The task: Note each line where "Oxford" appears, and copy it.

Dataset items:
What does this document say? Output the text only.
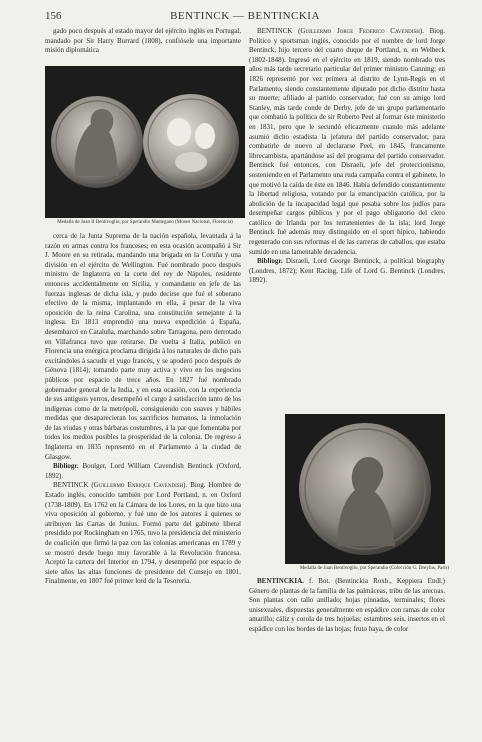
156	BENTINCK — BENTINCKIA

gado poco después al estado mayor del ejército inglés en Portugal, mandado por Sir Harry Burrard (1808), confiósele una importante misión diplomática

Medalla de Juan II Bentivoglio, por Sperandio Mantegano (Museo Nacional, Florencia)

cerca de la Junta Suprema de la nación española, levantada á la razón en armas contra los franceses; en esta ocasión acompañó á Sir J. Moore en su retirada, mandando una brigada en la Coruña y una división en el ejército de Wellington. Fué nombrado poco después ministro de Inglaterra en la corte del rey de Nápoles, residente entonces accidentalmente en Sicilia, y comandante en jefe de las fuerzas inglesas de dicha isla, y pudo decirse que fué el soberano efectivo de la misma, implantando en ella, á pesar de la viva oposición de la reina Carolina, una constitución semejante á la inglesa. En 1813 emprendió una nueva expedición á España, desembarcó en Cataluña, marchando sobre Tarragona, pero derrotado en Villafranca tuvo que retirarse. De vuelta á Italia, publicó en Florencia una enérgica proclama dirigida á los naturales de dicho país excitándoles á sacudir el yugo francés, y se apoderó poco después de Génova (1814); tomando parte muy activa y vivo en los negocios públicos por espacio de trece años. En 1827 fué nombrado gobernador general de la India, y en esta ocasión, con la experiencia de sus antiguos yerros, desempeñó el cargo á satisfacción tanto de los indígenas como de la metrópoli, consiguiendo con suaves y hábiles medidas que desaparecieran los sacrificios humanos, la inmolación de las viudas y otras bárbaras costumbres, á la par que fomentaba por todos los medios posibles la prosperidad de la colonia. De regreso á Inglaterra en 1835 representó en el Parlamento á la ciudad de Glasgow.

Bibliogr. Boulger, Lord William Cavendish Bentinck (Oxford, 1892).

BENTINCK (Guillermo Enrique Cavendish). Biog. Hombre de Estado inglés, conocido también por Lord Portland, n. en Oxford (1738-1809). En 1762 en la Cámara de los Lores, en la que hizo una viva oposición al gobierno, y fué uno de los autores á quienes se atribuyen las Cartas de Junius. Formó parte del gabinete liberal presidido por Rockingham en 1765, tuvo la presidencia del ministerio de coalición que firmó la paz con las colonias americanas en 1789 y se mostró desde luego muy favorable á la Revolución francesa. Aceptó la cartera del Interior en 1794, y desempeñó por espacio de siete años las altas funciones de presidente del Consejo en 1801. Finalmente, en 1807 fué primer lord de la Tesorería.

BENTINCK (Guillermo Jorge Federico Cavendish). Biog. Político y sportsman inglés, conocido por el nombre de lord Jorge Bentinck, hijo tercero del cuarto duque de Portland, n. en Welbeck (1802-1848). Ingresó en el ejército en 1819, siendo nombrado tres años más tarde secretario particular del primer ministro Canning; en 1826 representó por vez primera al distrito de Lynn-Regis en el Parlamento, siendo constantemente diputado por dicho distrito hasta su muerte; afiliado al partido conservador, fué con su amigo lord Stanley, más tarde conde de Derby, jefe de un grupo parlamentario que combatió la política de sir Roberto Peel al formar éste ministerio en 1831, pero que le secundó eficazmente cuando más adelante asumió dicho estadista la jefatura del partido conservador, para combatirle de nuevo al declararse Peel, en 1845, francamente librecambista, apartándose así del programa del partido conservador. Bentinck fué entonces, con Disraeli, jefe del proteccionismo, sosteniendo en el Parlamento una ruda campaña contra el gabinete, lo que motivó la caída de éste en 1846. Había defendido constantemente la libertad religiosa, votando por la emancipación católica, por la abolición de la incapacidad legal que pesaba sobre los judíos para desempeñar cargos públicos y por el pago obligatorio del clero católico de Irlanda por los terratenientes de la isla; lord Jorge Bentinck fué además muy distinguido en el sport hípico, habiendo regenerado con sus reformas el de las carreras de caballos, que estaba sumido en una lamentable decadencia.

Bibliogr. Disraeli, Lord George Bentinck, a political biography (Londres, 1872); Kent Racing, Life of Lord G. Bentinck (Londres, 1892).

Medalla de Juan Bentivoglio, por Sperandio (Colección G. Dreyfus, París)

BENTINCKIA. f. Bot. (Bentinckia Roxb., Keppiera Endl.) Género de plantas de la familia de las palmáceas, tribu de las arecoas. Son plantas con tallo anillado; hojas pinnadas, terminales; flores unisexuales, dispuestas generalmente en espádice con ramas de color amarillo; cáliz y corola de tres hojuelas; estambres seis, insertos en el espádice con los bordes de las hojas; fruto baya, de color
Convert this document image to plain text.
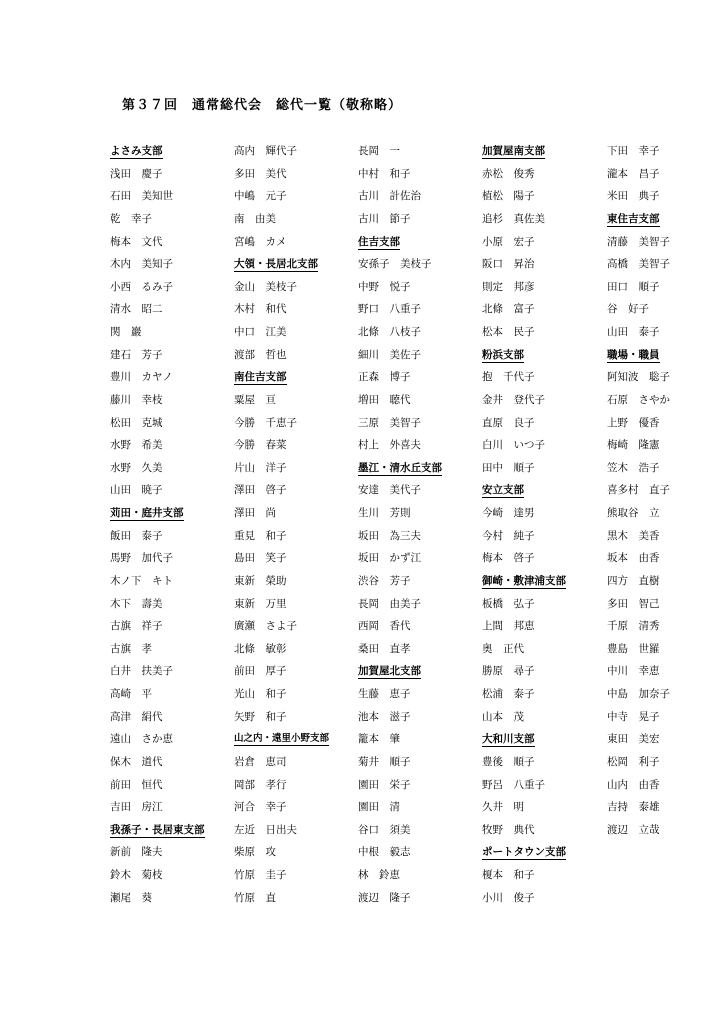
第３７回　通常総代会　総代一覧（敬称略）
よさみ支部
浅田　慶子
石田　美知世
乾　幸子
梅本　文代
木内　美知子
小西　るみ子
清水　昭二
関　巖
建石　芳子
豊川　カヤノ
藤川　幸枝
松田　克城
水野　希美
水野　久美
山田　暁子
苅田・庭井支部
飯田　泰子
馬野　加代子
木ノ下　キト
木下　壽美
古旗　祥子
古旗　孝
白井　扶美子
高崎　平
高津　絹代
遠山　さか恵
保木　道代
前田　恒代
吉田　房江
我孫子・長居東支部
新前　隆夫
鈴木　菊枝
瀬尾　葵
高内　輝代子
多田　美代
中嶋　元子
南　由美
宮嶋　カメ
大領・長居北支部
金山　美枝子
木村　和代
中口　江美
渡部　哲也
南住吉支部
粟屋　亘
今勝　千恵子
今勝　春菜
片山　洋子
澤田　啓子
澤田　尚
重見　和子
島田　笑子
東新　榮助
東新　万里
廣瀬　さよ子
北條　敏彰
前田　厚子
光山　和子
矢野　和子
山之内・遠里小野支部
岩倉　恵司
岡部　孝行
河合　幸子
左近　日出夫
柴原　攻
竹原　圭子
竹原　直
長岡　一
中村　和子
古川　計佐治
古川　節子
住吉支部
安孫子　美枝子
中野　悦子
野口　八重子
北條　八枝子
細川　美佐子
正森　博子
増田　聴代
三原　美智子
村上　外喜夫
墨江・清水丘支部
安達　美代子
生川　芳則
坂田　為三夫
坂田　かず江
渋谷　芳子
長岡　由美子
西岡　香代
桑田　直孝
加賀屋北支部
生藤　恵子
池本　滋子
籠本　肇
菊井　順子
園田　栄子
園田　清
谷口　須美
中根　毅志
林　鈴恵
渡辺　隆子
加賀屋南支部
赤松　俊秀
植松　陽子
追杉　真佐美
小原　宏子
阪口　昇治
則定　邦彦
北條　富子
松本　民子
粉浜支部
抱　千代子
金井　登代子
直原　良子
白川　いつ子
田中　順子
安立支部
今崎　達男
今村　純子
梅本　啓子
御崎・敷津浦支部
板橋　弘子
上間　邦恵
奥　正代
勝原　尋子
松浦　泰子
山本　茂
大和川支部
豊後　順子
野呂　八重子
久井　明
牧野　典代
ポートタウン支部
榎本　和子
小川　俊子
下田　幸子
瀧本　昌子
米田　典子
東住吉支部
清藤　美智子
高橋　美智子
田口　順子
谷　好子
山田　泰子
職場・職員
阿知波　聡子
石原　さやか
上野　優香
梅崎　隆憲
笠木　浩子
喜多村　直子
熊取谷　立
黒木　美香
坂本　由香
四方　直樹
多田　智己
千原　清秀
豊島　世羅
中川　幸恵
中島　加奈子
中寺　晃子
東田　美宏
松岡　利子
山内　由香
吉持　泰雄
渡辺　立哉
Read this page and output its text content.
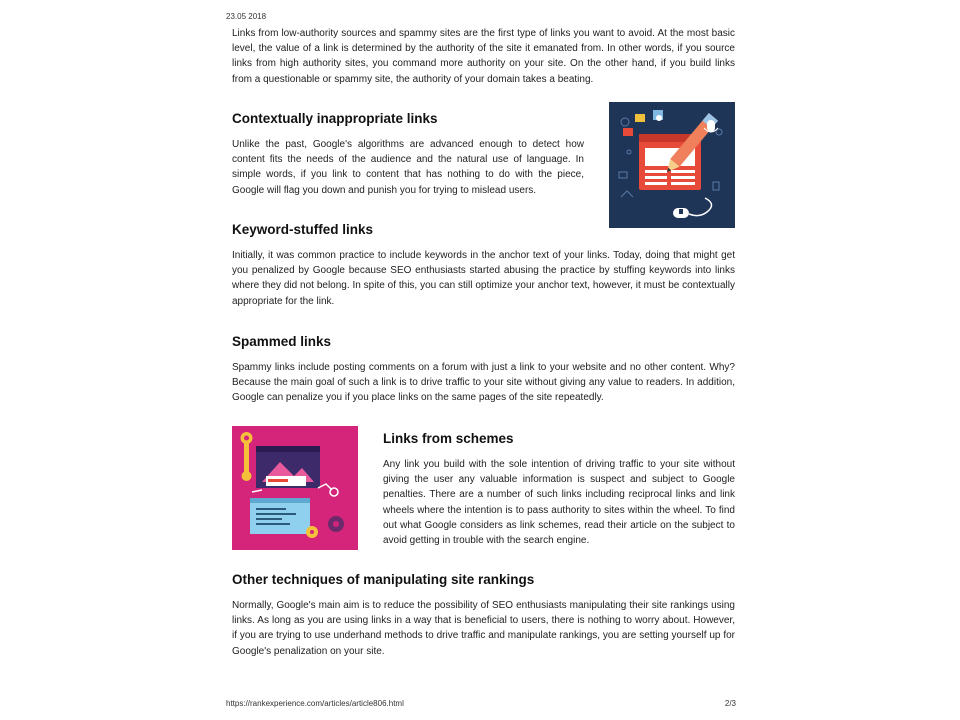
23.05 2018

Links from low-authority sources and spammy sites are the first type of links you want to avoid. At the most basic level, the value of a link is determined by the authority of the site it emanated from. In other words, if you source links from high authority sites, you command more authority on your site. On the other hand, if you build links from a questionable or spammy site, the authority of your domain takes a beating.

Contextually inappropriate links

Unlike the past, Google's algorithms are advanced enough to detect how content fits the needs of the audience and the natural use of language. In simple words, if you link to content that has nothing to do with the piece, Google will flag you down and punish you for trying to mislead users.

Keyword-stuffed links

Initially, it was common practice to include keywords in the anchor text of your links. Today, doing that might get you penalized by Google because SEO enthusiasts started abusing the practice by stuffing keywords into links where they did not belong. In spite of this, you can still optimize your anchor text, however, it must be contextually appropriate for the link.

Spammed links

Spammy links include posting comments on a forum with just a link to your website and no other content. Why? Because the main goal of such a link is to drive traffic to your site without giving any value to readers. In addition, Google can penalize you if you place links on the same pages of the site repeatedly.

Links from schemes

Any link you build with the sole intention of driving traffic to your site without giving the user any valuable information is suspect and subject to Google penalties. There are a number of such links including reciprocal links and link wheels where the intention is to pass authority to sites within the wheel. To find out what Google considers as link schemes, read their article on the subject to avoid getting in trouble with the search engine.

Other techniques of manipulating site rankings

Normally, Google's main aim is to reduce the possibility of SEO enthusiasts manipulating their site rankings using links. As long as you are using links in a way that is beneficial to users, there is nothing to worry about. However, if you are trying to use underhand methods to drive traffic and manipulate rankings, you are setting yourself up for Google's penalization on your site.

https://rankexperience.com/articles/article806.html	2/3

Worked answer:
Bibliogr. Boulger, Lord William Cavendish Bentinck (Oxford, 1892).
BENTINCK (Guillermo Enrique Cavendish). Biog. Hombre de Estado inglés, conocido también por Lord Portland, n. en Oxford (1738-1809). En 1762 en la Cámara de los Lores, en la que hizo una viva oposición al gobierno, y fué uno de los autores á quienes se atribuyen las Cartas de Junius. Formó parte del gabinete liberal presidido por Rockingham en 1765, tuvo la presidencia del ministerio de coalición que firmó la paz con las colonias americanas en 1789 y se mostró desde luego muy favorable á la Revolución francesa. Aceptó la cartera del Interior en 1794, y desempeñó por espacio de siete años las altas funciones de presidente del Consejo en 1801. Finalmente, en 1807 fué primer lord de la Tesorería.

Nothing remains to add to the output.